··· MATERIAL

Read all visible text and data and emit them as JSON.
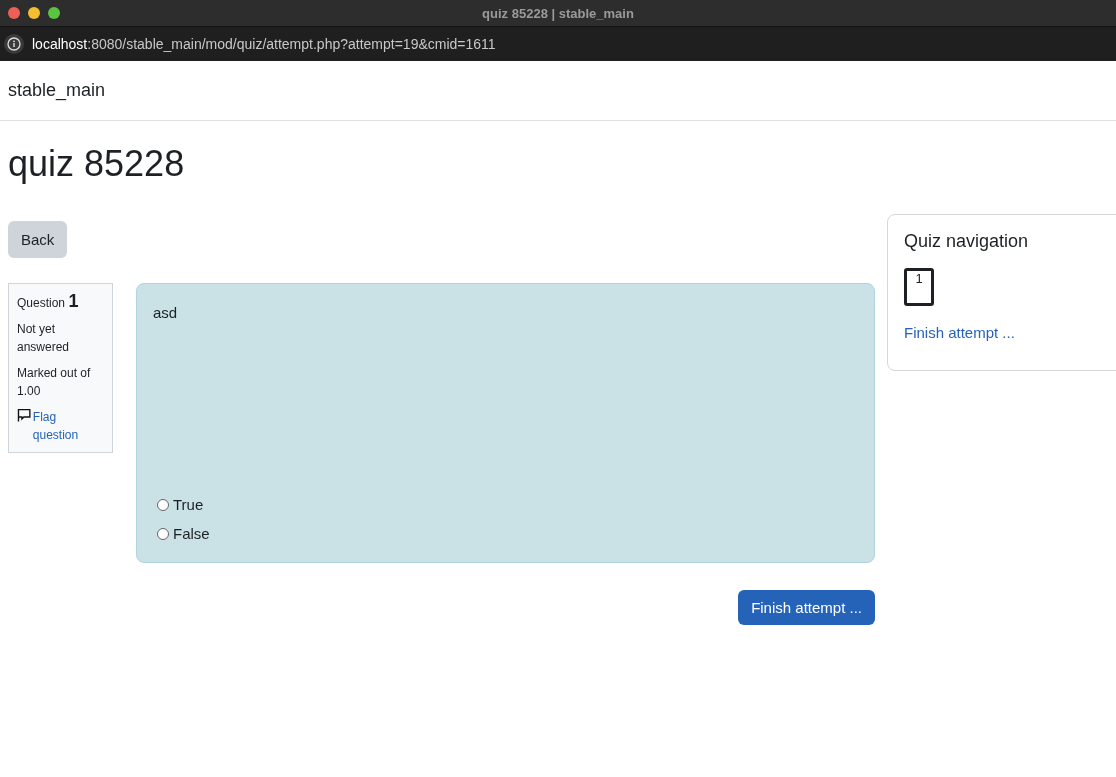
{
  "window": {
    "title": "quiz 85228 | stable_main"
  },
  "address_bar": {
    "url": "**localhost**:8080/stable_main/mod/quiz/attempt.php?attempt=19&cmid=1611"
  },
  "site_name": "stable_main",
  "page_title": "quiz 85228",
  "back_button": "Back",
  "question_info": {
    "label": "Question",
    "number": "1",
    "status": "Not yet answered",
    "marks": "Marked out of 1.00",
    "flag": {
      "label": "Flag question",
      "flagged": false
    }
  },
  "question": {
    "text": "asd",
    "options": [
      {
        "label": "True",
        "selected": false
      },
      {
        "label": "False",
        "selected": false
      }
    ]
  },
  "finish_button": "Finish attempt ...",
  "quiz_navigation": {
    "title": "Quiz navigation",
    "questions": [
      {
        "label": "1",
        "selected": true
      }
    ],
    "finish_link": "Finish attempt ..."
  }
}
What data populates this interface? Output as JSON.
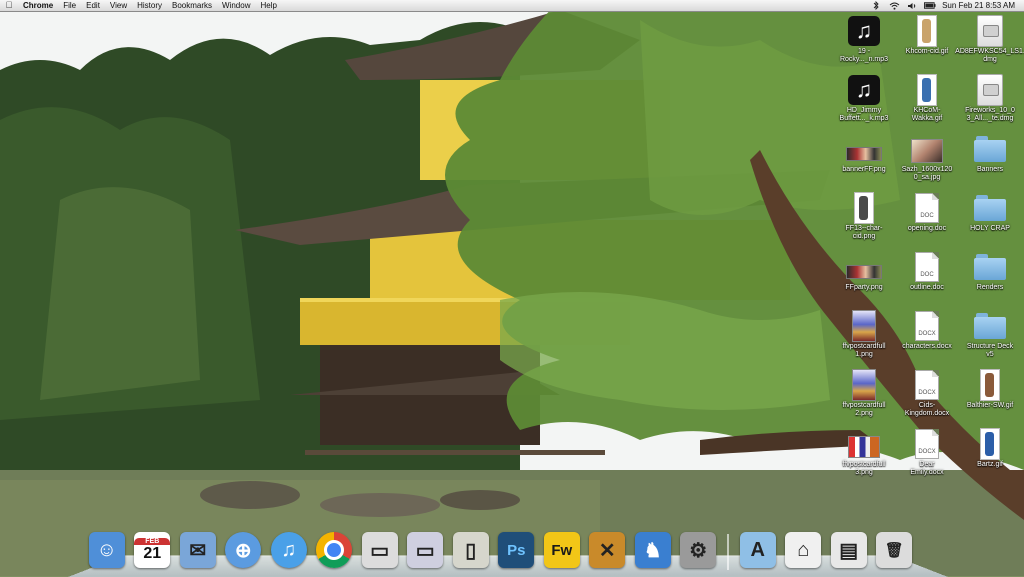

······

**WHAT YOU NEED TO DO:** From the listing above, print every entry precisely and drop the pictures.

**RESULT:**
Read all visible text and data and emit them as JSON.
{
  "window": {
    "title": "quiz 85228 | stable_main"
  },
  "address_bar": {
    "url": "**localhost**:8080/stable_main/mod/quiz/attempt.php?attempt=19&cmid=1611"
  },
  "site_name": "stable_main",
  "page_title": "quiz 85228",
  "back_button": "Back",
  "question_info": {
    "label": "Question",
    "number": "1",
    "status": "Not yet answered",
    "marks": "Marked out of 1.00",
    "flag": {
      "label": "Flag question",
      "flagged": false
    }
  },
  "question": {
    "text": "asd",
    "options": [
      {
        "label": "True",
        "selected": false
      },
      {
        "label": "False",
        "selected": false
      }
    ]
  },
  "finish_button": "Finish attempt ...",
  "quiz_navigation": {
    "title": "Quiz navigation",
    "questions": [
      {
        "label": "1",
        "selected": true
      }
    ],
    "finish_link": "Finish attempt ..."
  }
}
What data populates this interface? Output as JSON.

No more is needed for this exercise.